### [Task]
Return the records in full, exactly as given.

### [Input records]
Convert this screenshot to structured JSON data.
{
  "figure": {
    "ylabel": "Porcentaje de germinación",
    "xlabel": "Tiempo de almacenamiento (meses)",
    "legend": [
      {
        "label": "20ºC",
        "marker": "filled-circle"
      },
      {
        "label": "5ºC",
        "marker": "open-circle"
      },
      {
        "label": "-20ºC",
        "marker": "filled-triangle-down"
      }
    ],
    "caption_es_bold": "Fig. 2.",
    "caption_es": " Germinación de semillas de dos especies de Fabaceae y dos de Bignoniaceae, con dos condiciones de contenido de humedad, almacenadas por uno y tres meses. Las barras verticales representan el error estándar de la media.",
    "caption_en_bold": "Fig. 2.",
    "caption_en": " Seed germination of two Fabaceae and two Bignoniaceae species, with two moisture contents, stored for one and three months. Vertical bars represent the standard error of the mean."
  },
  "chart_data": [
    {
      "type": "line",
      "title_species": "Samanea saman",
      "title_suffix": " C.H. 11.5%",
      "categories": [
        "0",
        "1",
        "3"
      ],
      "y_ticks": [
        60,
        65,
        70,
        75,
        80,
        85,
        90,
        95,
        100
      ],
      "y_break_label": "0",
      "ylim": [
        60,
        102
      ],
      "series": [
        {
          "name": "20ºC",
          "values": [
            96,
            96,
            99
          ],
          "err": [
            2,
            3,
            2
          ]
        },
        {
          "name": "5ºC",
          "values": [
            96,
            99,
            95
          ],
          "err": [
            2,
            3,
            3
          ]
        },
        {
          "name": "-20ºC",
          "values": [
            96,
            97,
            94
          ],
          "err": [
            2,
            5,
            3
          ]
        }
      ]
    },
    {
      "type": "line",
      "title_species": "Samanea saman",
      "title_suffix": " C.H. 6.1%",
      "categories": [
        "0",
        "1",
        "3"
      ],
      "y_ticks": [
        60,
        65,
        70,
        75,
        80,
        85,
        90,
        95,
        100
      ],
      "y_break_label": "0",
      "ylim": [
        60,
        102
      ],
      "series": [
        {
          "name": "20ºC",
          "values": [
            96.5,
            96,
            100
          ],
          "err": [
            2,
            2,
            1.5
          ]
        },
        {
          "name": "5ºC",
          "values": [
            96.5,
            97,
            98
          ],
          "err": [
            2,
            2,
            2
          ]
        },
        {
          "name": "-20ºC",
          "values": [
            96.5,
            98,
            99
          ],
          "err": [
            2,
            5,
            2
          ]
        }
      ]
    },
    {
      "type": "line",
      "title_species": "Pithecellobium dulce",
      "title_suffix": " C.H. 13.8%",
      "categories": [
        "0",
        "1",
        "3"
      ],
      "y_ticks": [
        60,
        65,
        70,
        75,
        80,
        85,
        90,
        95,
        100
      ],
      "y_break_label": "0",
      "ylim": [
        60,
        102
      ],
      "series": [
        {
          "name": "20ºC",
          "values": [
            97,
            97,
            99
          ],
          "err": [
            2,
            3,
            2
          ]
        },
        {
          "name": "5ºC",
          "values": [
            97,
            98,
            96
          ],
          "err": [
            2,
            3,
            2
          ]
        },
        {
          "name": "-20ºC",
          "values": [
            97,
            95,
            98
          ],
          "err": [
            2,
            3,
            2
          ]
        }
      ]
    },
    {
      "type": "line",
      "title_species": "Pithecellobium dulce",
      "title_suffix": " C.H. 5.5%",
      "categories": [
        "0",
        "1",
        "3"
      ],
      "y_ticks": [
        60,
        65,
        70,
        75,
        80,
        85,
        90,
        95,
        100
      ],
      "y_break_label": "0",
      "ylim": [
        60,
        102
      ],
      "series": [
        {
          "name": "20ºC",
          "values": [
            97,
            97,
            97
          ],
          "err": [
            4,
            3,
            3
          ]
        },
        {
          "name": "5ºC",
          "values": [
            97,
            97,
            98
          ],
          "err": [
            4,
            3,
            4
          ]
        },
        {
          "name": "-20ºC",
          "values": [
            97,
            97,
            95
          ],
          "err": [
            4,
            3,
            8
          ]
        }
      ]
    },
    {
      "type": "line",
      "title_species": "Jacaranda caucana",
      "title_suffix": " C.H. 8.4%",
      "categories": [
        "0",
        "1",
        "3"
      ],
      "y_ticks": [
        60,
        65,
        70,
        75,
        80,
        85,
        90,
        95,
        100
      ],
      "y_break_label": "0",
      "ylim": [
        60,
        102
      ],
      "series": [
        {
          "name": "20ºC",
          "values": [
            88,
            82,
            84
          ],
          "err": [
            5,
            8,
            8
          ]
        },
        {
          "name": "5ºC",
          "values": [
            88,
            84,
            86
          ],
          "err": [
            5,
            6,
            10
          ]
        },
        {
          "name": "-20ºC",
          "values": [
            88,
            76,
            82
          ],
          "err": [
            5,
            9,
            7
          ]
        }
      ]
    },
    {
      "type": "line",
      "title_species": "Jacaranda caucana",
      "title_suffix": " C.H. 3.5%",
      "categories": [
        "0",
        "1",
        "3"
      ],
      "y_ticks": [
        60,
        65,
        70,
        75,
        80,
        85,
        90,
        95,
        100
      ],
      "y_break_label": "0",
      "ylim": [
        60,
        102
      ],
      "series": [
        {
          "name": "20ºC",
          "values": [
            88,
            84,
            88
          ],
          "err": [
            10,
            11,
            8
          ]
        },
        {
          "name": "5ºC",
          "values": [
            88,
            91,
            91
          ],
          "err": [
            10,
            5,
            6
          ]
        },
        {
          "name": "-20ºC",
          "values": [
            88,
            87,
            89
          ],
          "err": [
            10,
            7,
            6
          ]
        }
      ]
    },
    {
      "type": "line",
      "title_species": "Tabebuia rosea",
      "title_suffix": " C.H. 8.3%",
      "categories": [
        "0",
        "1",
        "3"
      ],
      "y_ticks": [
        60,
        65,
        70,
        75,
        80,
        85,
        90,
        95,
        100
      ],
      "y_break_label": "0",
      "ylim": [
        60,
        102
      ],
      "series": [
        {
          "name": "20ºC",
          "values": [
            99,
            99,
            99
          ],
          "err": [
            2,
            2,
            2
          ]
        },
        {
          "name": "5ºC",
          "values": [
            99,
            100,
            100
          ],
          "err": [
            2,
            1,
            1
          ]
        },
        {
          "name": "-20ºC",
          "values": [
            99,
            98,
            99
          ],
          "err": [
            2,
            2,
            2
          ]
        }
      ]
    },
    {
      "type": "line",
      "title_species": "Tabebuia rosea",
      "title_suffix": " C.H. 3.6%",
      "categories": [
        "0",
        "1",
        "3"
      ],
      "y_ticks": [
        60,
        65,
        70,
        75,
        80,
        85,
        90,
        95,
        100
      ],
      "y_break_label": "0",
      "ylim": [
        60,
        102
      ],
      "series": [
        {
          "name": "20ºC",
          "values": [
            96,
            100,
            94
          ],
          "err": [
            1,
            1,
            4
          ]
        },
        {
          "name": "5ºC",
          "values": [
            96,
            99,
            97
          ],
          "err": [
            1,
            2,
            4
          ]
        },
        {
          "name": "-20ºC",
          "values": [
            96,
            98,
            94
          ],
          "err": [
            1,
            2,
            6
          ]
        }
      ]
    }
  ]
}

### [In response]
Convert this screenshot to structured JSON data.
{
  "figure": {
    "ylabel": "Porcentaje de germinación",
    "xlabel": "Tiempo de almacenamiento (meses)",
    "legend": [
      {
        "label": "20ºC",
        "marker": "filled-circle"
      },
      {
        "label": "5ºC",
        "marker": "open-circle"
      },
      {
        "label": "-20ºC",
        "marker": "filled-triangle-down"
      }
    ],
    "caption_es_bold": "Fig. 2.",
    "caption_es": " Germinación de semillas de dos especies de Fabaceae y dos de Bignoniaceae, con dos condiciones de contenido de humedad, almacenadas por uno y tres meses. Las barras verticales representan el error estándar de la media.",
    "caption_en_bold": "Fig. 2.",
    "caption_en": " Seed germination of two Fabaceae and two Bignoniaceae species, with two moisture contents, stored for one and three months. Vertical bars represent the standard error of the mean."
  },
  "chart_data": [
    {
      "type": "line",
      "title_species": "Samanea saman",
      "title_suffix": " C.H. 11.5%",
      "categories": [
        "0",
        "1",
        "3"
      ],
      "y_ticks": [
        60,
        65,
        70,
        75,
        80,
        85,
        90,
        95,
        100
      ],
      "y_break_label": "0",
      "ylim": [
        60,
        102
      ],
      "series": [
        {
          "name": "20ºC",
          "values": [
            96,
            96,
            99
          ],
          "err": [
            2,
            3,
            2
          ]
        },
        {
          "name": "5ºC",
          "values": [
            96,
            99,
            95
          ],
          "err": [
            2,
            3,
            3
          ]
        },
        {
          "name": "-20ºC",
          "values": [
            96,
            97,
            94
          ],
          "err": [
            2,
            5,
            3
          ]
        }
      ]
    },
    {
      "type": "line",
      "title_species": "Samanea saman",
      "title_suffix": " C.H. 6.1%",
      "categories": [
        "0",
        "1",
        "3"
      ],
      "y_ticks": [
        60,
        65,
        70,
        75,
        80,
        85,
        90,
        95,
        100
      ],
      "y_break_label": "0",
      "ylim": [
        60,
        102
      ],
      "series": [
        {
          "name": "20ºC",
          "values": [
            96.5,
            96,
            100
          ],
          "err": [
            2,
            2,
            1.5
          ]
        },
        {
          "name": "5ºC",
          "values": [
            96.5,
            97,
            98
          ],
          "err": [
            2,
            2,
            2
          ]
        },
        {
          "name": "-20ºC",
          "values": [
            96.5,
            98,
            99
          ],
          "err": [
            2,
            5,
            2
          ]
        }
      ]
    },
    {
      "type": "line",
      "title_species": "Pithecellobium dulce",
      "title_suffix": " C.H. 13.8%",
      "categories": [
        "0",
        "1",
        "3"
      ],
      "y_ticks": [
        60,
        65,
        70,
        75,
        80,
        85,
        90,
        95,
        100
      ],
      "y_break_label": "0",
      "ylim": [
        60,
        102
      ],
      "series": [
        {
          "name": "20ºC",
          "values": [
            97,
            97,
            99
          ],
          "err": [
            2,
            3,
            2
          ]
        },
        {
          "name": "5ºC",
          "values": [
            97,
            98,
            96
          ],
          "err": [
            2,
            3,
            2
          ]
        },
        {
          "name": "-20ºC",
          "values": [
            97,
            95,
            98
          ],
          "err": [
            2,
            3,
            2
          ]
        }
      ]
    },
    {
      "type": "line",
      "title_species": "Pithecellobium dulce",
      "title_suffix": " C.H. 5.5%",
      "categories": [
        "0",
        "1",
        "3"
      ],
      "y_ticks": [
        60,
        65,
        70,
        75,
        80,
        85,
        90,
        95,
        100
      ],
      "y_break_label": "0",
      "ylim": [
        60,
        102
      ],
      "series": [
        {
          "name": "20ºC",
          "values": [
            97,
            97,
            97
          ],
          "err": [
            4,
            3,
            3
          ]
        },
        {
          "name": "5ºC",
          "values": [
            97,
            97,
            98
          ],
          "err": [
            4,
            3,
            4
          ]
        },
        {
          "name": "-20ºC",
          "values": [
            97,
            97,
            95
          ],
          "err": [
            4,
            3,
            8
          ]
        }
      ]
    },
    {
      "type": "line",
      "title_species": "Jacaranda caucana",
      "title_suffix": " C.H. 8.4%",
      "categories": [
        "0",
        "1",
        "3"
      ],
      "y_ticks": [
        60,
        65,
        70,
        75,
        80,
        85,
        90,
        95,
        100
      ],
      "y_break_label": "0",
      "ylim": [
        60,
        102
      ],
      "series": [
        {
          "name": "20ºC",
          "values": [
            88,
            82,
            84
          ],
          "err": [
            5,
            8,
            8
          ]
        },
        {
          "name": "5ºC",
          "values": [
            88,
            84,
            86
          ],
          "err": [
            5,
            6,
            10
          ]
        },
        {
          "name": "-20ºC",
          "values": [
            88,
            76,
            82
          ],
          "err": [
            5,
            9,
            7
          ]
        }
      ]
    },
    {
      "type": "line",
      "title_species": "Jacaranda caucana",
      "title_suffix": " C.H. 3.5%",
      "categories": [
        "0",
        "1",
        "3"
      ],
      "y_ticks": [
        60,
        65,
        70,
        75,
        80,
        85,
        90,
        95,
        100
      ],
      "y_break_label": "0",
      "ylim": [
        60,
        102
      ],
      "series": [
        {
          "name": "20ºC",
          "values": [
            88,
            84,
            88
          ],
          "err": [
            10,
            11,
            8
          ]
        },
        {
          "name": "5ºC",
          "values": [
            88,
            91,
            91
          ],
          "err": [
            10,
            5,
            6
          ]
        },
        {
          "name": "-20ºC",
          "values": [
            88,
            87,
            89
          ],
          "err": [
            10,
            7,
            6
          ]
        }
      ]
    },
    {
      "type": "line",
      "title_species": "Tabebuia rosea",
      "title_suffix": " C.H. 8.3%",
      "categories": [
        "0",
        "1",
        "3"
      ],
      "y_ticks": [
        60,
        65,
        70,
        75,
        80,
        85,
        90,
        95,
        100
      ],
      "y_break_label": "0",
      "ylim": [
        60,
        102
      ],
      "series": [
        {
          "name": "20ºC",
          "values": [
            99,
            99,
            99
          ],
          "err": [
            2,
            2,
            2
          ]
        },
        {
          "name": "5ºC",
          "values": [
            99,
            100,
            100
          ],
          "err": [
            2,
            1,
            1
          ]
        },
        {
          "name": "-20ºC",
          "values": [
            99,
            98,
            99
          ],
          "err": [
            2,
            2,
            2
          ]
        }
      ]
    },
    {
      "type": "line",
      "title_species": "Tabebuia rosea",
      "title_suffix": " C.H. 3.6%",
      "categories": [
        "0",
        "1",
        "3"
      ],
      "y_ticks": [
        60,
        65,
        70,
        75,
        80,
        85,
        90,
        95,
        100
      ],
      "y_break_label": "0",
      "ylim": [
        60,
        102
      ],
      "series": [
        {
          "name": "20ºC",
          "values": [
            96,
            100,
            94
          ],
          "err": [
            1,
            1,
            4
          ]
        },
        {
          "name": "5ºC",
          "values": [
            96,
            99,
            97
          ],
          "err": [
            1,
            2,
            4
          ]
        },
        {
          "name": "-20ºC",
          "values": [
            96,
            98,
            94
          ],
          "err": [
            1,
            2,
            6
          ]
        }
      ]
    }
  ]
}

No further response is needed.